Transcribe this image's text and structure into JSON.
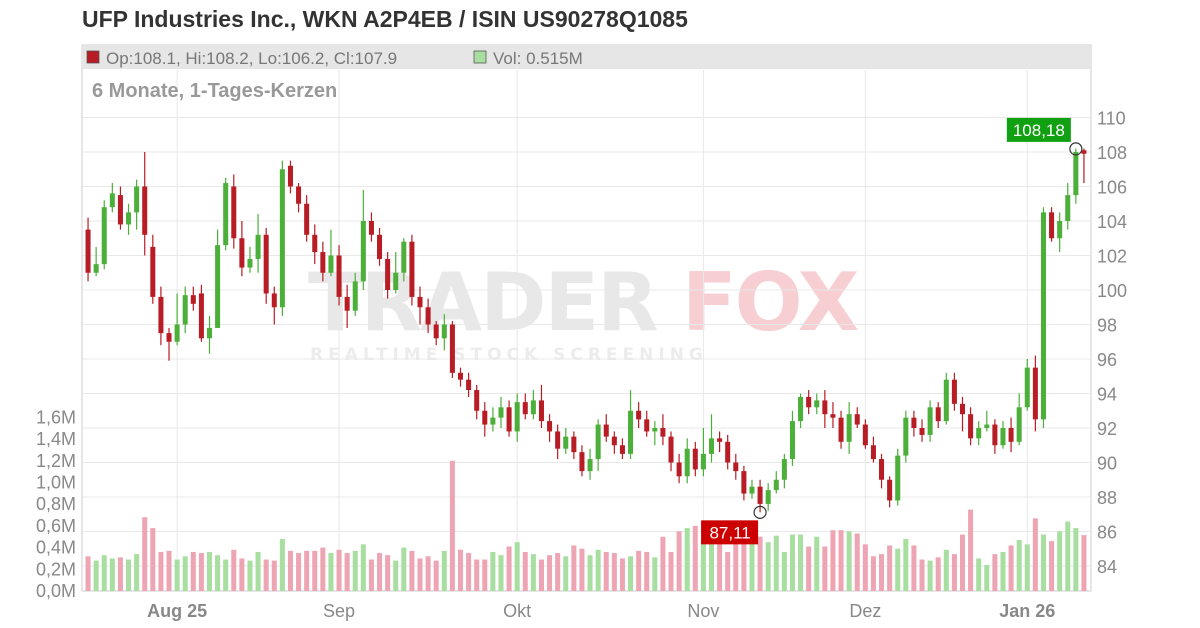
{
  "title": "UFP Industries Inc., WKN A2P4EB / ISIN US90278Q1085",
  "info": {
    "ohlc": "Op:108.1, Hi:108.2, Lo:106.2, Cl:107.9",
    "vol": "Vol: 0.515M"
  },
  "subtitle": "6 Monate, 1-Tages-Kerzen",
  "watermark": {
    "brand_left": "TRADER",
    "brand_right": "FOX",
    "tagline": "REALTIME STOCK SCREENING"
  },
  "colors": {
    "up": "#4caf3a",
    "down": "#b81c24",
    "vol_up": "#a8dea0",
    "vol_down": "#eea5b3",
    "label_high": "#11a011",
    "label_low": "#cc0000"
  },
  "chart_data": {
    "type": "candlestick",
    "price_axis": {
      "min": 83,
      "max": 111,
      "ticks": [
        84,
        86,
        88,
        90,
        92,
        94,
        96,
        98,
        100,
        102,
        104,
        106,
        108,
        110
      ]
    },
    "volume_axis": {
      "min": 0,
      "max": 2.0,
      "ticks": [
        "0,0M",
        "0,2M",
        "0,4M",
        "0,6M",
        "0,8M",
        "1,0M",
        "1,2M",
        "1,4M",
        "1,6M"
      ]
    },
    "x_labels": [
      {
        "label": "Aug 25",
        "index": 11
      },
      {
        "label": "Sep",
        "index": 31
      },
      {
        "label": "Okt",
        "index": 53
      },
      {
        "label": "Nov",
        "index": 76
      },
      {
        "label": "Dez",
        "index": 96
      },
      {
        "label": "Jan 26",
        "index": 116
      }
    ],
    "annotations": {
      "high": {
        "label": "108,18",
        "value": 108.18,
        "index": 122
      },
      "low": {
        "label": "87,11",
        "value": 87.11,
        "index": 83
      }
    },
    "candles": [
      [
        103.5,
        101.0,
        104.2,
        100.5,
        0.32
      ],
      [
        101.0,
        101.5,
        102.5,
        100.8,
        0.28
      ],
      [
        101.5,
        104.8,
        105.2,
        101.2,
        0.33
      ],
      [
        104.8,
        105.6,
        106.2,
        104.5,
        0.3
      ],
      [
        105.5,
        103.8,
        106.0,
        103.5,
        0.31
      ],
      [
        103.8,
        104.5,
        105.0,
        103.2,
        0.29
      ],
      [
        104.5,
        106.0,
        106.4,
        103.5,
        0.34
      ],
      [
        106.0,
        103.2,
        108.0,
        102.0,
        0.68
      ],
      [
        102.5,
        99.6,
        103.2,
        99.2,
        0.58
      ],
      [
        99.6,
        97.5,
        100.2,
        96.8,
        0.36
      ],
      [
        97.5,
        97.0,
        97.8,
        95.9,
        0.37
      ],
      [
        97.0,
        98.0,
        99.8,
        96.8,
        0.29
      ],
      [
        98.0,
        99.7,
        100.2,
        97.5,
        0.32
      ],
      [
        99.7,
        99.2,
        100.2,
        98.8,
        0.36
      ],
      [
        99.8,
        97.2,
        100.3,
        97.0,
        0.35
      ],
      [
        97.2,
        97.8,
        98.5,
        96.3,
        0.36
      ],
      [
        97.8,
        102.6,
        103.5,
        99.0,
        0.33
      ],
      [
        102.6,
        106.2,
        106.5,
        102.3,
        0.29
      ],
      [
        106.0,
        103.0,
        106.7,
        102.4,
        0.38
      ],
      [
        103.0,
        101.3,
        104.0,
        100.8,
        0.3
      ],
      [
        101.3,
        101.8,
        102.5,
        101.0,
        0.28
      ],
      [
        101.8,
        103.2,
        104.4,
        101.0,
        0.36
      ],
      [
        103.2,
        99.8,
        103.6,
        99.2,
        0.29
      ],
      [
        99.8,
        99.0,
        100.2,
        98.0,
        0.28
      ],
      [
        99.0,
        107.0,
        107.5,
        98.5,
        0.48
      ],
      [
        107.2,
        106.0,
        107.5,
        105.6,
        0.37
      ],
      [
        106.0,
        105.0,
        106.2,
        104.5,
        0.35
      ],
      [
        105.0,
        103.2,
        105.5,
        102.8,
        0.37
      ],
      [
        103.2,
        102.2,
        103.8,
        101.5,
        0.37
      ],
      [
        102.2,
        101.0,
        102.8,
        100.5,
        0.4
      ],
      [
        101.0,
        102.0,
        103.5,
        100.8,
        0.35
      ],
      [
        102.0,
        99.6,
        102.6,
        99.1,
        0.38
      ],
      [
        99.6,
        98.8,
        100.3,
        97.8,
        0.35
      ],
      [
        98.8,
        100.5,
        101.0,
        98.5,
        0.37
      ],
      [
        100.5,
        104.0,
        105.8,
        100.0,
        0.43
      ],
      [
        104.0,
        103.2,
        104.5,
        102.8,
        0.29
      ],
      [
        103.2,
        101.8,
        103.6,
        101.4,
        0.35
      ],
      [
        101.8,
        100.0,
        102.2,
        99.5,
        0.33
      ],
      [
        100.0,
        101.0,
        102.2,
        99.8,
        0.28
      ],
      [
        101.0,
        102.8,
        103.0,
        100.5,
        0.4
      ],
      [
        102.8,
        99.6,
        103.2,
        99.1,
        0.37
      ],
      [
        99.6,
        99.0,
        100.2,
        98.0,
        0.3
      ],
      [
        99.0,
        98.0,
        99.5,
        97.5,
        0.32
      ],
      [
        98.0,
        97.2,
        98.2,
        96.8,
        0.28
      ],
      [
        97.2,
        98.0,
        98.6,
        96.5,
        0.37
      ],
      [
        98.0,
        95.2,
        98.2,
        94.9,
        1.2
      ],
      [
        95.2,
        94.8,
        95.5,
        94.4,
        0.38
      ],
      [
        94.8,
        94.2,
        95.2,
        93.8,
        0.35
      ],
      [
        94.2,
        93.0,
        94.5,
        92.5,
        0.29
      ],
      [
        93.0,
        92.2,
        93.5,
        91.5,
        0.29
      ],
      [
        92.2,
        92.6,
        93.2,
        91.8,
        0.36
      ],
      [
        92.6,
        93.2,
        93.8,
        92.0,
        0.33
      ],
      [
        93.2,
        91.8,
        93.6,
        91.5,
        0.41
      ],
      [
        91.8,
        93.5,
        94.0,
        91.2,
        0.45
      ],
      [
        93.5,
        92.8,
        94.0,
        92.5,
        0.36
      ],
      [
        92.8,
        93.6,
        94.2,
        92.5,
        0.34
      ],
      [
        93.6,
        92.4,
        94.5,
        92.0,
        0.29
      ],
      [
        92.4,
        91.8,
        92.8,
        91.2,
        0.33
      ],
      [
        91.8,
        90.8,
        92.2,
        90.2,
        0.35
      ],
      [
        90.8,
        91.5,
        92.0,
        90.5,
        0.32
      ],
      [
        91.5,
        90.6,
        91.8,
        90.2,
        0.42
      ],
      [
        90.6,
        89.5,
        91.0,
        89.2,
        0.39
      ],
      [
        89.5,
        90.2,
        90.8,
        89.0,
        0.33
      ],
      [
        90.2,
        92.2,
        92.5,
        89.5,
        0.38
      ],
      [
        92.2,
        91.5,
        92.8,
        91.2,
        0.36
      ],
      [
        91.5,
        91.0,
        91.8,
        90.5,
        0.35
      ],
      [
        91.0,
        90.5,
        91.4,
        90.2,
        0.3
      ],
      [
        90.5,
        93.0,
        94.2,
        90.2,
        0.32
      ],
      [
        93.0,
        92.5,
        93.5,
        92.0,
        0.37
      ],
      [
        92.5,
        91.8,
        93.0,
        91.5,
        0.36
      ],
      [
        91.8,
        92.0,
        92.4,
        91.0,
        0.31
      ],
      [
        92.0,
        91.5,
        92.8,
        91.0,
        0.5
      ],
      [
        91.5,
        90.0,
        91.8,
        89.5,
        0.36
      ],
      [
        90.0,
        89.2,
        90.5,
        88.8,
        0.55
      ],
      [
        89.2,
        90.8,
        91.4,
        88.8,
        0.58
      ],
      [
        90.8,
        89.6,
        91.2,
        89.2,
        0.6
      ],
      [
        89.6,
        90.5,
        92.0,
        89.2,
        0.46
      ],
      [
        90.5,
        91.4,
        92.8,
        90.0,
        0.46
      ],
      [
        91.4,
        91.2,
        91.8,
        90.6,
        0.52
      ],
      [
        91.2,
        90.0,
        91.6,
        89.6,
        0.36
      ],
      [
        90.0,
        89.5,
        90.5,
        89.0,
        0.49
      ],
      [
        89.5,
        88.2,
        89.8,
        87.8,
        0.47
      ],
      [
        88.2,
        88.6,
        89.0,
        87.9,
        0.44
      ],
      [
        88.6,
        87.6,
        89.0,
        87.11,
        0.5
      ],
      [
        87.6,
        88.4,
        88.8,
        87.2,
        0.45
      ],
      [
        88.4,
        89.0,
        89.5,
        88.2,
        0.51
      ],
      [
        89.0,
        90.2,
        90.5,
        88.5,
        0.36
      ],
      [
        90.2,
        92.4,
        93.0,
        89.8,
        0.52
      ],
      [
        92.4,
        93.8,
        94.0,
        92.0,
        0.52
      ],
      [
        93.8,
        93.2,
        94.2,
        92.8,
        0.41
      ],
      [
        93.2,
        93.6,
        94.0,
        92.8,
        0.5
      ],
      [
        93.6,
        92.8,
        94.2,
        92.0,
        0.41
      ],
      [
        92.8,
        92.6,
        93.5,
        92.0,
        0.56
      ],
      [
        92.6,
        91.2,
        93.0,
        90.8,
        0.56
      ],
      [
        91.2,
        92.8,
        93.5,
        90.5,
        0.55
      ],
      [
        92.8,
        92.2,
        93.2,
        92.0,
        0.53
      ],
      [
        92.2,
        91.0,
        92.5,
        90.8,
        0.43
      ],
      [
        91.0,
        90.2,
        91.5,
        90.0,
        0.32
      ],
      [
        90.2,
        89.0,
        90.5,
        88.5,
        0.34
      ],
      [
        89.0,
        87.8,
        89.2,
        87.4,
        0.42
      ],
      [
        87.8,
        90.4,
        90.8,
        87.5,
        0.39
      ],
      [
        90.4,
        92.6,
        93.0,
        90.0,
        0.48
      ],
      [
        92.6,
        92.0,
        93.0,
        91.5,
        0.42
      ],
      [
        92.0,
        91.6,
        92.5,
        91.2,
        0.29
      ],
      [
        91.6,
        93.2,
        93.6,
        91.2,
        0.28
      ],
      [
        93.2,
        92.4,
        93.5,
        92.0,
        0.31
      ],
      [
        92.4,
        94.8,
        95.2,
        92.2,
        0.38
      ],
      [
        94.8,
        93.4,
        95.2,
        93.0,
        0.34
      ],
      [
        93.4,
        92.8,
        93.8,
        91.8,
        0.52
      ],
      [
        92.8,
        91.4,
        93.2,
        91.0,
        0.75
      ],
      [
        91.4,
        92.0,
        92.4,
        91.0,
        0.3
      ],
      [
        92.0,
        92.2,
        93.0,
        91.8,
        0.24
      ],
      [
        92.2,
        91.0,
        92.5,
        90.5,
        0.34
      ],
      [
        91.0,
        92.0,
        92.4,
        90.8,
        0.36
      ],
      [
        92.0,
        91.2,
        92.6,
        90.6,
        0.42
      ],
      [
        91.2,
        93.2,
        94.0,
        91.0,
        0.47
      ],
      [
        93.2,
        95.5,
        96.0,
        93.0,
        0.43
      ],
      [
        95.5,
        92.5,
        96.2,
        91.8,
        0.67
      ],
      [
        92.5,
        104.5,
        104.8,
        92.0,
        0.52
      ],
      [
        104.5,
        103.0,
        104.8,
        102.8,
        0.46
      ],
      [
        103.0,
        104.0,
        104.5,
        102.2,
        0.55
      ],
      [
        104.0,
        105.5,
        106.2,
        103.5,
        0.64
      ],
      [
        105.5,
        108.0,
        108.2,
        105.0,
        0.58
      ],
      [
        108.1,
        107.9,
        108.2,
        106.2,
        0.515
      ]
    ]
  }
}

——

■ Task goal: Above are the records; copy every line in them that holds the word "index".

■ Solution to this task:
        "index": 11
        "index": 31
        "index": 53
        "index": 76
        "index": 96
        "index": 116
        "index": 122
        "index": 83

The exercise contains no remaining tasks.